● Records for the exercise:
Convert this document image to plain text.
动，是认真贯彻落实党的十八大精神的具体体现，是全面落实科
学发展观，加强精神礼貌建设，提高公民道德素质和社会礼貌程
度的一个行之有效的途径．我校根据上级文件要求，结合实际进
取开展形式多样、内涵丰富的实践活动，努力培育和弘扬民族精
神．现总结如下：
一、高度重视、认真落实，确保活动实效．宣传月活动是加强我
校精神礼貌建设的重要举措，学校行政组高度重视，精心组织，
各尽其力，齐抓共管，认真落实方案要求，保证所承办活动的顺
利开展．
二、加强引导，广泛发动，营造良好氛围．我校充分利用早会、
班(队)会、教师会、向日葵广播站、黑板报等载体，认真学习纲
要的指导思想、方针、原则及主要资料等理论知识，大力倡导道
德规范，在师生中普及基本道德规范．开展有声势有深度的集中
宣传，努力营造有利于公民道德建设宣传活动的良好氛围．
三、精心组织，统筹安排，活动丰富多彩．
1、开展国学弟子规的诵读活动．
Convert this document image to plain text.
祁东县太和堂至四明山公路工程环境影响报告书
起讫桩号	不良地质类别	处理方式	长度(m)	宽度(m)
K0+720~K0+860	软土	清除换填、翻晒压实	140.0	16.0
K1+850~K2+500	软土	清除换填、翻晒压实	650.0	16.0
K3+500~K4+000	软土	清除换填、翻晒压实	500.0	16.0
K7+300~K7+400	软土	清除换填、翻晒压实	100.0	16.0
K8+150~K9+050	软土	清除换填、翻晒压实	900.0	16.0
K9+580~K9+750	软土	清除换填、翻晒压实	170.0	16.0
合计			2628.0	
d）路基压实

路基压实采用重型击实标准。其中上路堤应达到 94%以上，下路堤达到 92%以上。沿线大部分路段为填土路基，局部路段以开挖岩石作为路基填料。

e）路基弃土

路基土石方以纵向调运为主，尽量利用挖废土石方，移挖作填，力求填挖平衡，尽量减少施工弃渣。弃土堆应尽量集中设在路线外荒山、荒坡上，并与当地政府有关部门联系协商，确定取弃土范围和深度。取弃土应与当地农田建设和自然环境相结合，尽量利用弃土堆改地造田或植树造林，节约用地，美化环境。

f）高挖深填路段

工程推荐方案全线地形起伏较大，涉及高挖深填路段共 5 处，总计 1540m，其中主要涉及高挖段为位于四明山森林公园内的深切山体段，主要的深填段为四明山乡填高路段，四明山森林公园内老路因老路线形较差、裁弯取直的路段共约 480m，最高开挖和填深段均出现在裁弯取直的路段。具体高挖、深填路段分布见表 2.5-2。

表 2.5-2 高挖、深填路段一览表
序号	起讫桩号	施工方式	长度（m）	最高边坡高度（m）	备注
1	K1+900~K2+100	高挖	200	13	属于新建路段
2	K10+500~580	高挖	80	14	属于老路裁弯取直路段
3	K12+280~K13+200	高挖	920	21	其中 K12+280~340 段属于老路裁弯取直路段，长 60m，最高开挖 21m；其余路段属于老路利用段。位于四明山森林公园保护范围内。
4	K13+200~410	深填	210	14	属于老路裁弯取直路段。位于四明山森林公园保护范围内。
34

● Aim:
Write out the full listing, keeping every line exactly as it is.

● Full solution:
Convert this document image to plain text.
动，是认真贯彻落实党的十八大精神的具体体现，是全面落实科
学发展观，加强精神礼貌建设，提高公民道德素质和社会礼貌程
度的一个行之有效的途径．我校根据上级文件要求，结合实际进
取开展形式多样、内涵丰富的实践活动，努力培育和弘扬民族精
神．现总结如下：
一、高度重视、认真落实，确保活动实效．宣传月活动是加强我
校精神礼貌建设的重要举措，学校行政组高度重视，精心组织，
各尽其力，齐抓共管，认真落实方案要求，保证所承办活动的顺
利开展．
二、加强引导，广泛发动，营造良好氛围．我校充分利用早会、
班(队)会、教师会、向日葵广播站、黑板报等载体，认真学习纲
要的指导思想、方针、原则及主要资料等理论知识，大力倡导道
德规范，在师生中普及基本道德规范．开展有声势有深度的集中
宣传，努力营造有利于公民道德建设宣传活动的良好氛围．
三、精心组织，统筹安排，活动丰富多彩．
1、开展国学弟子规的诵读活动．
Convert this document image to plain text.
祁东县太和堂至四明山公路工程环境影响报告书
起讫桩号	不良地质类别	处理方式	长度(m)	宽度(m)
K0+720~K0+860	软土	清除换填、翻晒压实	140.0	16.0
K1+850~K2+500	软土	清除换填、翻晒压实	650.0	16.0
K3+500~K4+000	软土	清除换填、翻晒压实	500.0	16.0
K7+300~K7+400	软土	清除换填、翻晒压实	100.0	16.0
K8+150~K9+050	软土	清除换填、翻晒压实	900.0	16.0
K9+580~K9+750	软土	清除换填、翻晒压实	170.0	16.0
合计			2628.0	
d）路基压实

路基压实采用重型击实标准。其中上路堤应达到 94%以上，下路堤达到 92%以上。沿线大部分路段为填土路基，局部路段以开挖岩石作为路基填料。

e）路基弃土

路基土石方以纵向调运为主，尽量利用挖废土石方，移挖作填，力求填挖平衡，尽量减少施工弃渣。弃土堆应尽量集中设在路线外荒山、荒坡上，并与当地政府有关部门联系协商，确定取弃土范围和深度。取弃土应与当地农田建设和自然环境相结合，尽量利用弃土堆改地造田或植树造林，节约用地，美化环境。

f）高挖深填路段

工程推荐方案全线地形起伏较大，涉及高挖深填路段共 5 处，总计 1540m，其中主要涉及高挖段为位于四明山森林公园内的深切山体段，主要的深填段为四明山乡填高路段，四明山森林公园内老路因老路线形较差、裁弯取直的路段共约 480m，最高开挖和填深段均出现在裁弯取直的路段。具体高挖、深填路段分布见表 2.5-2。

表 2.5-2 高挖、深填路段一览表
序号	起讫桩号	施工方式	长度（m）	最高边坡高度（m）	备注
1	K1+900~K2+100	高挖	200	13	属于新建路段
2	K10+500~580	高挖	80	14	属于老路裁弯取直路段
3	K12+280~K13+200	高挖	920	21	其中 K12+280~340 段属于老路裁弯取直路段，长 60m，最高开挖 21m；其余路段属于老路利用段。位于四明山森林公园保护范围内。
4	K13+200~410	深填	210	14	属于老路裁弯取直路段。位于四明山森林公园保护范围内。
34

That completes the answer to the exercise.